DIRECTION: Collect each line of the records containing the string "ylabel".

ENTRIES SUPPLIED:
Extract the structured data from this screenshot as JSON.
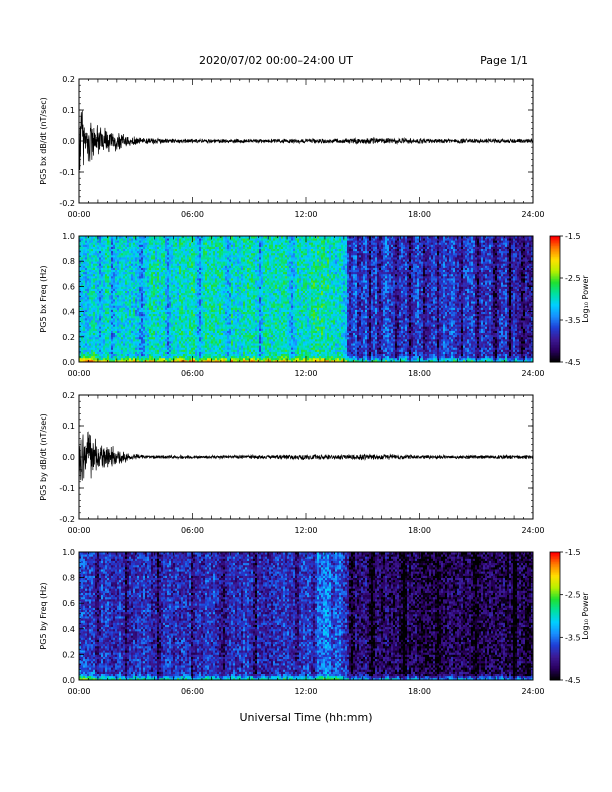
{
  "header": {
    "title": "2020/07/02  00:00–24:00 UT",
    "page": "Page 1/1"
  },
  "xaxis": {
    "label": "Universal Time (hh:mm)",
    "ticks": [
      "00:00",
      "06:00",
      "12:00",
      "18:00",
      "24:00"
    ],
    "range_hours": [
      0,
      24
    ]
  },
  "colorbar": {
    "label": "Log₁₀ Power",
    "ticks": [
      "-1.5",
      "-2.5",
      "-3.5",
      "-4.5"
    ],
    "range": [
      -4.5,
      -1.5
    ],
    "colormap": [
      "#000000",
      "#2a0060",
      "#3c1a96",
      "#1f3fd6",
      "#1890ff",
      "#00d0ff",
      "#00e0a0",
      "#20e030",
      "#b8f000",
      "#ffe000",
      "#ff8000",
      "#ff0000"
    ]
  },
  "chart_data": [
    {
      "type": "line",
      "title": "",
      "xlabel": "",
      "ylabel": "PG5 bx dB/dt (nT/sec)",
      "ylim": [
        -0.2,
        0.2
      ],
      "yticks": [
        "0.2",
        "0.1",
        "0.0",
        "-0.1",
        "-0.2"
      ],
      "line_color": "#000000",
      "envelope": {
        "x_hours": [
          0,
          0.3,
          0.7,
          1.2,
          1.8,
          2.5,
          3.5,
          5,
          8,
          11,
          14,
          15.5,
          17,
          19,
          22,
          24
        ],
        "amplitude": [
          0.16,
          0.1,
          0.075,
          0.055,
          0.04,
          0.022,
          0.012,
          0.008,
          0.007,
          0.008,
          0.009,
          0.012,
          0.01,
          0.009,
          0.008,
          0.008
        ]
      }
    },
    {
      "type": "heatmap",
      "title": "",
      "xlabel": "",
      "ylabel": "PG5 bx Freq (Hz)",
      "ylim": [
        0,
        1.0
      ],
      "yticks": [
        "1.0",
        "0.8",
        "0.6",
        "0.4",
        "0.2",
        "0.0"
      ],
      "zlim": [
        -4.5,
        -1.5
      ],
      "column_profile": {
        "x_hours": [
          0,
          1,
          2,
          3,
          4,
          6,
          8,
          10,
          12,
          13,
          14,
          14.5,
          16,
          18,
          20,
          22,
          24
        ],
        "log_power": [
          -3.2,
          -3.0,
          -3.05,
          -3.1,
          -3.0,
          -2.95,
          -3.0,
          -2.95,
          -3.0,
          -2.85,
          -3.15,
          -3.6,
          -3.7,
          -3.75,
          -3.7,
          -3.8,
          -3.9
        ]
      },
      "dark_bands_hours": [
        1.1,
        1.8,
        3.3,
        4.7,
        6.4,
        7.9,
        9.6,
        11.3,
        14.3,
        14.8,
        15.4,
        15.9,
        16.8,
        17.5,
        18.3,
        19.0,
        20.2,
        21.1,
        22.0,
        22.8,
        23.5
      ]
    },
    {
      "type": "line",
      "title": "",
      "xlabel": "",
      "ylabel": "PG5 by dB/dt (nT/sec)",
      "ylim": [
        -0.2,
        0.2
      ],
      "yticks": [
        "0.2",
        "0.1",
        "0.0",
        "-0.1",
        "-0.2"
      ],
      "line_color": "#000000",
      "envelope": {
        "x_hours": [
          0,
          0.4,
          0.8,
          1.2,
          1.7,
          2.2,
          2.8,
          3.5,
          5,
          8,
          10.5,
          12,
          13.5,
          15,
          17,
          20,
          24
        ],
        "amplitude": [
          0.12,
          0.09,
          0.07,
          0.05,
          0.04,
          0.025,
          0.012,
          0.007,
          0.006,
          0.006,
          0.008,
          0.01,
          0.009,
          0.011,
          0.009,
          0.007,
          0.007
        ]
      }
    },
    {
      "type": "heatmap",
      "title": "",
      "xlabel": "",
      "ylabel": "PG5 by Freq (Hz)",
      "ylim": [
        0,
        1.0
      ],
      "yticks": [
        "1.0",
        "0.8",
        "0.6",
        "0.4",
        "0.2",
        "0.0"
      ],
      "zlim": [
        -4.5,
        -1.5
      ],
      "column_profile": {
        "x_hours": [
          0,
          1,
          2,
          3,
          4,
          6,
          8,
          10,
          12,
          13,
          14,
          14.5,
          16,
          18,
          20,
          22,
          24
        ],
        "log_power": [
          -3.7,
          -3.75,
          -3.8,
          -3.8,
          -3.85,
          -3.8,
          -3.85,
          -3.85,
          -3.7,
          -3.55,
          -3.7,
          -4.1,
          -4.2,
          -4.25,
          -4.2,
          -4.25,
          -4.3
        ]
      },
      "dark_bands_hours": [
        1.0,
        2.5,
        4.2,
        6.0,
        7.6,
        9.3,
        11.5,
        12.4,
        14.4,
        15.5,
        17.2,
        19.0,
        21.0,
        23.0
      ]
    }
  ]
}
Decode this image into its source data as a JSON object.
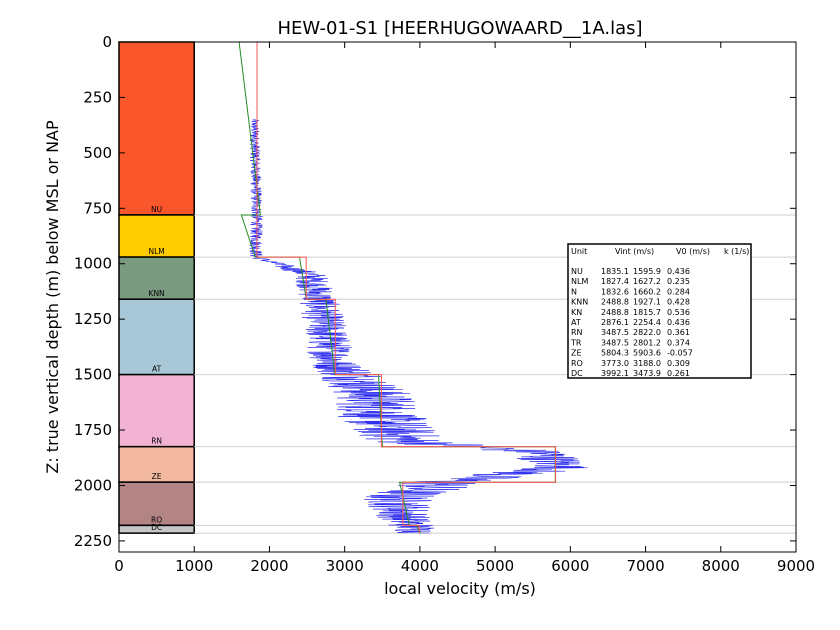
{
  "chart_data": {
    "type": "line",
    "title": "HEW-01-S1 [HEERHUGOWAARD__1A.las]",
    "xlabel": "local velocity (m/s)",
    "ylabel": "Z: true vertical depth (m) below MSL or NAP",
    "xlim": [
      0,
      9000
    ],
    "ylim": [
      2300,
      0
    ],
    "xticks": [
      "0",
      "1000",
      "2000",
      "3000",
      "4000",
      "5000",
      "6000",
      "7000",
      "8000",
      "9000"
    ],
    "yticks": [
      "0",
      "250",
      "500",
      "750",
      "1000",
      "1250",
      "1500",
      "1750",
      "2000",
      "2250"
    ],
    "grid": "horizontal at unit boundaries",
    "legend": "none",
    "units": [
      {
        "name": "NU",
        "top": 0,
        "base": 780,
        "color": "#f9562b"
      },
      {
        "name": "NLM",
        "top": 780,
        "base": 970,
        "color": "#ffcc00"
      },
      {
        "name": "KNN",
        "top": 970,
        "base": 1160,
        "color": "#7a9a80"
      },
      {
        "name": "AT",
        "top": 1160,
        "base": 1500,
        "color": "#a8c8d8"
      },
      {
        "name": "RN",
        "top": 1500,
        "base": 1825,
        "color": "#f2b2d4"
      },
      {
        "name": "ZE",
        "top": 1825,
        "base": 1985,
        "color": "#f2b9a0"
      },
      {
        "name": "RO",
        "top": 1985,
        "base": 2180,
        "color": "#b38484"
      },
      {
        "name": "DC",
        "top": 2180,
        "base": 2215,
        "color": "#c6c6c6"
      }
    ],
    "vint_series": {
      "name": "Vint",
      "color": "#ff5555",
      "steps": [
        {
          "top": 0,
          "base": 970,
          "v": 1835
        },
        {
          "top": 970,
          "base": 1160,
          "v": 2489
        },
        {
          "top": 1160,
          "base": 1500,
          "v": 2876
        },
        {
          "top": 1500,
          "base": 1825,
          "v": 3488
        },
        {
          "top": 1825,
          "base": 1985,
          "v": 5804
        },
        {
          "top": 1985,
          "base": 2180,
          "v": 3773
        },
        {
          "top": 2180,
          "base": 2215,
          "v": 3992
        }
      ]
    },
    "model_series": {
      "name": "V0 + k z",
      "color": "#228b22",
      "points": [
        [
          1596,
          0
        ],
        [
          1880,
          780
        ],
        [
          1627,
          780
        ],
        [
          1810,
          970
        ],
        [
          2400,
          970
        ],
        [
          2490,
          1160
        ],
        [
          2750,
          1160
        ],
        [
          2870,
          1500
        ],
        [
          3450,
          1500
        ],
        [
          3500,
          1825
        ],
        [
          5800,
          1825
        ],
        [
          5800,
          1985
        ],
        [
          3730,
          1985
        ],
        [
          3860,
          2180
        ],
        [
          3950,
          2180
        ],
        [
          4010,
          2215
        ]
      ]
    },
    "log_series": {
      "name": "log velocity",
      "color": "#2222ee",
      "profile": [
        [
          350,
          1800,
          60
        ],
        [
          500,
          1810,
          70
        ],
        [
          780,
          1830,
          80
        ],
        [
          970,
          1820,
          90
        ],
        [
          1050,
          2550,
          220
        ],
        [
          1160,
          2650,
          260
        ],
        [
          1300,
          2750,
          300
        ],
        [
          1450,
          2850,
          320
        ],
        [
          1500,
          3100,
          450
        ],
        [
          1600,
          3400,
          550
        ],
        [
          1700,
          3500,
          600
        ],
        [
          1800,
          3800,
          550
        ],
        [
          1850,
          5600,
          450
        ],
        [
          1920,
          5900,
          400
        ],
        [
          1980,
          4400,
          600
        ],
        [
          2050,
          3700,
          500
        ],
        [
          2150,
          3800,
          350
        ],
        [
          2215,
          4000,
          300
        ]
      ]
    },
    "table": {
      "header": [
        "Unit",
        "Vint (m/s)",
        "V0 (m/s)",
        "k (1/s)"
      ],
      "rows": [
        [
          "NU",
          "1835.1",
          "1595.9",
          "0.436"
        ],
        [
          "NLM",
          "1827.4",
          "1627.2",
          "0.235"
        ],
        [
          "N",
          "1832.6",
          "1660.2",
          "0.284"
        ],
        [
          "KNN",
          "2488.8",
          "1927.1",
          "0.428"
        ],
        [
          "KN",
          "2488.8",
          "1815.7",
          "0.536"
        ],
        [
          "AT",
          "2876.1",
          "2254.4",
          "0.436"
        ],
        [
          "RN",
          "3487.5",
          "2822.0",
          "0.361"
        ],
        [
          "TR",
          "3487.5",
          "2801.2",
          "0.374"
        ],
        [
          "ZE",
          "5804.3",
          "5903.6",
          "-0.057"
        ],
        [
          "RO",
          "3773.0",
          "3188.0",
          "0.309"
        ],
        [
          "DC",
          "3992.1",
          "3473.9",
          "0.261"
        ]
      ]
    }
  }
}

WRITTEN RESPONSE:
      "ylabel": "PG5 bx dB/dt (nT/sec)",
      "ylabel": "PG5 bx Freq (Hz)",
      "ylabel": "PG5 by dB/dt (nT/sec)",
      "ylabel": "PG5 by Freq (Hz)",
    "ylabel": "Z: true vertical depth (m) below MSL or NAP",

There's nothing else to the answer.